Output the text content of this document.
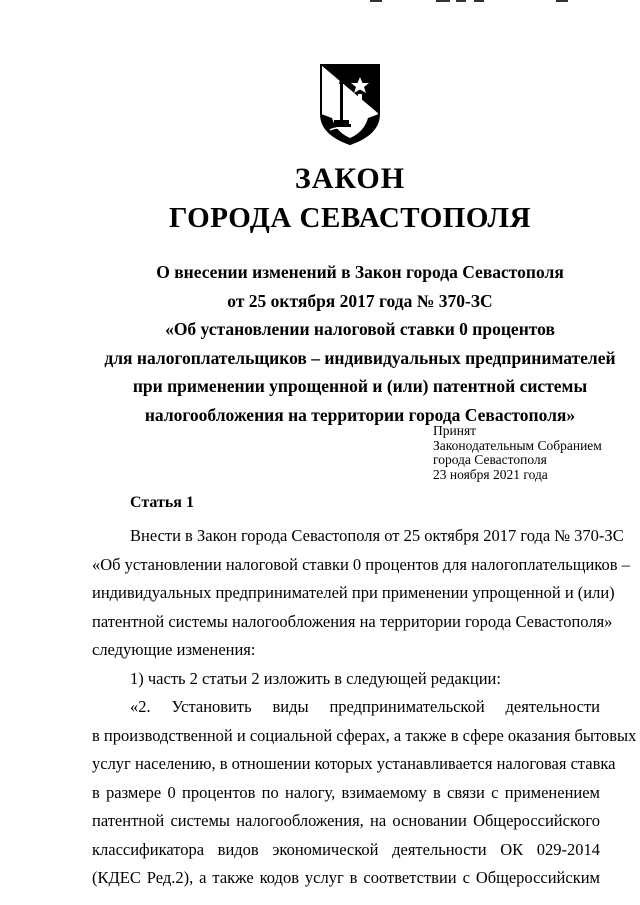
ЗАКОН
ГОРОДА СЕВАСТОПОЛЯ
О внесении изменений в Закон города Севастополя
от 25 октября 2017 года № 370-ЗС
«Об установлении налоговой ставки 0 процентов
для налогоплательщиков – индивидуальных предпринимателей
при применении упрощенной и (или) патентной системы
налогообложения на территории города Севастополя»
Принят
Законодательным Собранием
города Севастополя
23 ноября 2021 года
Статья 1
Внести в Закон города Севастополя от 25 октября 2017 года № 370-ЗС
«Об установлении налоговой ставки 0 процентов для налогоплательщиков –
индивидуальных предпринимателей при применении упрощенной и (или)
патентной системы налогообложения на территории города Севастополя»
следующие изменения:
1) часть 2 статьи 2 изложить в следующей редакции:
«2. Установить виды предпринимательской деятельности
в производственной и социальной сферах, а также в сфере оказания бытовых
услуг населению, в отношении которых устанавливается налоговая ставка
в размере 0 процентов по налогу, взимаемому в связи с применением
патентной системы налогообложения, на основании Общероссийского
классификатора видов экономической деятельности ОК 029-2014
(КДЕС Ред.2), а также кодов услуг в соответствии с Общероссийским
★ ★ ★
## The exercise
Set every line down exactly as written, leaving each picture out.

## The completed task
Output the text content of this document.
ЗАКОН
ГОРОДА СЕВАСТОПОЛЯ
О внесении изменений в Закон города Севастополя
от 25 октября 2017 года № 370-ЗС
«Об установлении налоговой ставки 0 процентов
для налогоплательщиков – индивидуальных предпринимателей
при применении упрощенной и (или) патентной системы
налогообложения на территории города Севастополя»
Принят
Законодательным Собранием
города Севастополя
23 ноября 2021 года
Статья 1
Внести в Закон города Севастополя от 25 октября 2017 года № 370-ЗС
«Об установлении налоговой ставки 0 процентов для налогоплательщиков –
индивидуальных предпринимателей при применении упрощенной и (или)
патентной системы налогообложения на территории города Севастополя»
следующие изменения:
1) часть 2 статьи 2 изложить в следующей редакции:
«2. Установить виды предпринимательской деятельности
в производственной и социальной сферах, а также в сфере оказания бытовых
услуг населению, в отношении которых устанавливается налоговая ставка
в размере 0 процентов по налогу, взимаемому в связи с применением
патентной системы налогообложения, на основании Общероссийского
классификатора видов экономической деятельности ОК 029-2014
(КДЕС Ред.2), а также кодов услуг в соответствии с Общероссийским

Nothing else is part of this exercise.